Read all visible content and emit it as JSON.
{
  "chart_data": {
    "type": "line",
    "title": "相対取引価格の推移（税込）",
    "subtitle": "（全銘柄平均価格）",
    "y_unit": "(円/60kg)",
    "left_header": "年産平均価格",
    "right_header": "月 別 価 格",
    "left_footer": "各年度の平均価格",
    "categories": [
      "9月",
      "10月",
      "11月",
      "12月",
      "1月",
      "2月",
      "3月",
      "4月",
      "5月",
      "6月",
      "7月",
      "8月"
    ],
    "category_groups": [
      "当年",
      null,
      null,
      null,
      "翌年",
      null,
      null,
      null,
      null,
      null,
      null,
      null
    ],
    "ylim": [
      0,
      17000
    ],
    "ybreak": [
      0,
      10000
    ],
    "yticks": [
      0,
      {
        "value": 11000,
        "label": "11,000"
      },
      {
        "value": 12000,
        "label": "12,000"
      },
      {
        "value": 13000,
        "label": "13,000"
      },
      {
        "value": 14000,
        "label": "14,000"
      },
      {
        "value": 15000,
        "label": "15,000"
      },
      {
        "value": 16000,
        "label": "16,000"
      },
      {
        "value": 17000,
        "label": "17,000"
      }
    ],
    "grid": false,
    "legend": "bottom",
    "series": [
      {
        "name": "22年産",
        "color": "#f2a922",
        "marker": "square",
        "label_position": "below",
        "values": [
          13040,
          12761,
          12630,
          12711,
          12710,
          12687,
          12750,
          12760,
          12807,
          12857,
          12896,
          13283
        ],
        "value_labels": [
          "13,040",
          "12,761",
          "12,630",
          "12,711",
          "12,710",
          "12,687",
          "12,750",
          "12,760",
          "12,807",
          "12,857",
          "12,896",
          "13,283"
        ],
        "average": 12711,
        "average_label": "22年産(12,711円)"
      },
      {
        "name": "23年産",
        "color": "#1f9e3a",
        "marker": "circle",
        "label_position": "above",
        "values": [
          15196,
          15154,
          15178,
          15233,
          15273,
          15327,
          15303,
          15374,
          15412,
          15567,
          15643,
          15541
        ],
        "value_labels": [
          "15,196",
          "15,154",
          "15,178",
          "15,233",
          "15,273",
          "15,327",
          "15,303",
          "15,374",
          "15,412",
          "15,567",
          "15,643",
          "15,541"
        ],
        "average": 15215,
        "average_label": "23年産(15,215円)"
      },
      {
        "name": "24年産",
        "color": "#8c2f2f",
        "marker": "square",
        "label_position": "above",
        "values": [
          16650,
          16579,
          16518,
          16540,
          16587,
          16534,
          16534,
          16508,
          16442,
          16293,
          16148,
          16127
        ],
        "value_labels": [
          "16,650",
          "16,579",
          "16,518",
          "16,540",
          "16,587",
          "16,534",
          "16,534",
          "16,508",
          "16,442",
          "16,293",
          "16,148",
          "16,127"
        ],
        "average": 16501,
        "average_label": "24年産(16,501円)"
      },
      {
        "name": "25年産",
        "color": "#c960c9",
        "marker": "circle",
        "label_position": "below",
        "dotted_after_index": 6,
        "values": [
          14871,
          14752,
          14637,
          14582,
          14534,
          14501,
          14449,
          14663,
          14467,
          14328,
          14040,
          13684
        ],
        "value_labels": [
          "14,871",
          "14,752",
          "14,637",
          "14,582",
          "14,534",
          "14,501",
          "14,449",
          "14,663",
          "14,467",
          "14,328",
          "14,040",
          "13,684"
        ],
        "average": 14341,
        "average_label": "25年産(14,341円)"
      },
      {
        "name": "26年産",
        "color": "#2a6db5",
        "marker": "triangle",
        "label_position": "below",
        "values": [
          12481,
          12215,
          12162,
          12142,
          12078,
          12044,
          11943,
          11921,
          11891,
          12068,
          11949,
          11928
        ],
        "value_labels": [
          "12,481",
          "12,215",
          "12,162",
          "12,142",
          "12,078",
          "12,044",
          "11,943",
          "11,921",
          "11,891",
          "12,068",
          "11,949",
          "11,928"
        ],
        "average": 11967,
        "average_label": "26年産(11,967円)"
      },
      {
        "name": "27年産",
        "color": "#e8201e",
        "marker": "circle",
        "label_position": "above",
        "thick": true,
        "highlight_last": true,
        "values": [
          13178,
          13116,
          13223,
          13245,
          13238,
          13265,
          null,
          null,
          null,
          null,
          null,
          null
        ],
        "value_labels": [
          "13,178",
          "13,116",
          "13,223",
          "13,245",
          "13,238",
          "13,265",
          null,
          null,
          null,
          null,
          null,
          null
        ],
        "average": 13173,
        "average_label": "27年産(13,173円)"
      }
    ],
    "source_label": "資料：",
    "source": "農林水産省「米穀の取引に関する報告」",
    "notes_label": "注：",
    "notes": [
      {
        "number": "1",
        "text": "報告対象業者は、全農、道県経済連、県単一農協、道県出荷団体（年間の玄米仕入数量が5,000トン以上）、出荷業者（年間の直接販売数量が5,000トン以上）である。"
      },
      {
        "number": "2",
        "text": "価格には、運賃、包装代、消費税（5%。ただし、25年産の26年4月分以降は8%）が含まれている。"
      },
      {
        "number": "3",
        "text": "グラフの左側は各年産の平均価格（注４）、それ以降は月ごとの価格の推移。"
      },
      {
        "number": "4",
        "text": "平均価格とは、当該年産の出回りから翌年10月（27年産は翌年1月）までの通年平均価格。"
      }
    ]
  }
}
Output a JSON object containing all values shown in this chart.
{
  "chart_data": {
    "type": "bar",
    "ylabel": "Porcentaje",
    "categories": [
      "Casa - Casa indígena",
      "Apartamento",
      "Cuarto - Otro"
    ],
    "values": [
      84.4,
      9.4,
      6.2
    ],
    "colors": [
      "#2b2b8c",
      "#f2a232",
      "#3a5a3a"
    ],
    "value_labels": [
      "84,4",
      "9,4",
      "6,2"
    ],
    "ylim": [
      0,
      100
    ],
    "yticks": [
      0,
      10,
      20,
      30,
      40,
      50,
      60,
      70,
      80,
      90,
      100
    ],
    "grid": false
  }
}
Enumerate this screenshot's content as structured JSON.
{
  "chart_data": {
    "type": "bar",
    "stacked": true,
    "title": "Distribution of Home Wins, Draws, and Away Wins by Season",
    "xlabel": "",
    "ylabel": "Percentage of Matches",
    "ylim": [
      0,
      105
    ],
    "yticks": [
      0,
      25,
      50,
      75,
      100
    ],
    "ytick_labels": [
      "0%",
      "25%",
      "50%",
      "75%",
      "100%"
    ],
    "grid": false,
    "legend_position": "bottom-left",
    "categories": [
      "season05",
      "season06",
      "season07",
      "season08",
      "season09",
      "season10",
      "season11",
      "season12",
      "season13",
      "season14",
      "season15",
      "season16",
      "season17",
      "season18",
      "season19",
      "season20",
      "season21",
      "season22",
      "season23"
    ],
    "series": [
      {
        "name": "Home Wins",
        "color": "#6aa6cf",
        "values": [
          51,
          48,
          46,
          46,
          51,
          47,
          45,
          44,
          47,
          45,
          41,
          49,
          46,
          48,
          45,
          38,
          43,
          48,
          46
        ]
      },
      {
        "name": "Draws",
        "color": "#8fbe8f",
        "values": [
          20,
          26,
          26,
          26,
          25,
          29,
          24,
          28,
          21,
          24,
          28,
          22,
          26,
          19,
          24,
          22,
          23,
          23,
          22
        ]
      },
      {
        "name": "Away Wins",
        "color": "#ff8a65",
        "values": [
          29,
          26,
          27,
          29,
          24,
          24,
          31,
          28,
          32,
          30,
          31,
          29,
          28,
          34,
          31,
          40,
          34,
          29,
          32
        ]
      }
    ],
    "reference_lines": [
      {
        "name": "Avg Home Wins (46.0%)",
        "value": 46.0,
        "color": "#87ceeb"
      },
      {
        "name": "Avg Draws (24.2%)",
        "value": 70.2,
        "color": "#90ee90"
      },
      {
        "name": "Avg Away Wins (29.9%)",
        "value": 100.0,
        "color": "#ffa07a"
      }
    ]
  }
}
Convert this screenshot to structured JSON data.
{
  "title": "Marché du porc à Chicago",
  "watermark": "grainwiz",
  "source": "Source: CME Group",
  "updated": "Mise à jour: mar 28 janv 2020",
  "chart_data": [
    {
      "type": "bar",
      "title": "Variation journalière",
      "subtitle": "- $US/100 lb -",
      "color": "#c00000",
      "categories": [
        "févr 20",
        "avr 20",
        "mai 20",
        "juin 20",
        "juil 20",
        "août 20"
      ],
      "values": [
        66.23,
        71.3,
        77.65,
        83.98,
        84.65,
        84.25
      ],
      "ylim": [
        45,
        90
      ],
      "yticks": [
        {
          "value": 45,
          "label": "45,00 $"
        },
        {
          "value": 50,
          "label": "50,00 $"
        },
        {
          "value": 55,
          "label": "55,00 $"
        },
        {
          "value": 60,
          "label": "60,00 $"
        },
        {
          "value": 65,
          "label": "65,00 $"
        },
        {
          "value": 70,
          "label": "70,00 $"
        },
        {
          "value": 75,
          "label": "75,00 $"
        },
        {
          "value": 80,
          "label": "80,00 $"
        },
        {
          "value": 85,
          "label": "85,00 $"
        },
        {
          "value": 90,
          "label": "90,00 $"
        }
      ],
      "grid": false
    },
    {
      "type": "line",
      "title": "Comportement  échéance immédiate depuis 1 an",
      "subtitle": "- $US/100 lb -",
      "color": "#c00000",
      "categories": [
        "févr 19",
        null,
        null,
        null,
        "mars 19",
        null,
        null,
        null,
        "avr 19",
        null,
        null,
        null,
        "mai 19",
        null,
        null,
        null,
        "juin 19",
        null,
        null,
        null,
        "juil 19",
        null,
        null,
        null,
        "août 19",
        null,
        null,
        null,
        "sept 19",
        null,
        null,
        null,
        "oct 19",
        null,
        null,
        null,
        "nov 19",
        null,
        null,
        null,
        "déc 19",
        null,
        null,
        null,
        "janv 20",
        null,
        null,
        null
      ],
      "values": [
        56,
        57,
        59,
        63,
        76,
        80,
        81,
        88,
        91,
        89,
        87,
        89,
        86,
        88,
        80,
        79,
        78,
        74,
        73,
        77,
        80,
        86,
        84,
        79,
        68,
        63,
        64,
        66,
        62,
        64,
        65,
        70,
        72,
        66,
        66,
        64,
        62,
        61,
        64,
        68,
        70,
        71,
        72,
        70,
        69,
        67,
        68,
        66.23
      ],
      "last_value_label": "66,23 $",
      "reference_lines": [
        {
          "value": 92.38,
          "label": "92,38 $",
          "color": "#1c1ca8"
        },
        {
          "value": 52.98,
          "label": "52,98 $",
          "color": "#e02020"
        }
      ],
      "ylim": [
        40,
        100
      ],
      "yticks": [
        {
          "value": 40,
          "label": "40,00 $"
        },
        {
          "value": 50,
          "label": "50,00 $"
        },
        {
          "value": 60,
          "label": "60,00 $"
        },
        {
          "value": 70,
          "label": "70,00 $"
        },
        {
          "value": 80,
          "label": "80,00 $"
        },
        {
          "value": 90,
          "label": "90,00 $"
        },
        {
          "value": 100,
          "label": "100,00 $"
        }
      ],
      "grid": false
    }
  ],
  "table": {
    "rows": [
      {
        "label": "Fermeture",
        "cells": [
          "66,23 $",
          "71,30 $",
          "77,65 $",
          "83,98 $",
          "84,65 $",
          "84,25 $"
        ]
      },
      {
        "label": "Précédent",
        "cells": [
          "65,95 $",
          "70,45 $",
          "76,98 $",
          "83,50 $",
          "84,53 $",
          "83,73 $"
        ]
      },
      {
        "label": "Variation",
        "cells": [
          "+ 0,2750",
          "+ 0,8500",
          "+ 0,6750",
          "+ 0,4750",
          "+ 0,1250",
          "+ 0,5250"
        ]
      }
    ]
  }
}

********

Check each line above for "type" and return the ones that have it.

## Right answer
    "type": "line",
    "type": "bar",
    "type": "bar",
      "type": "bar",
      "type": "line",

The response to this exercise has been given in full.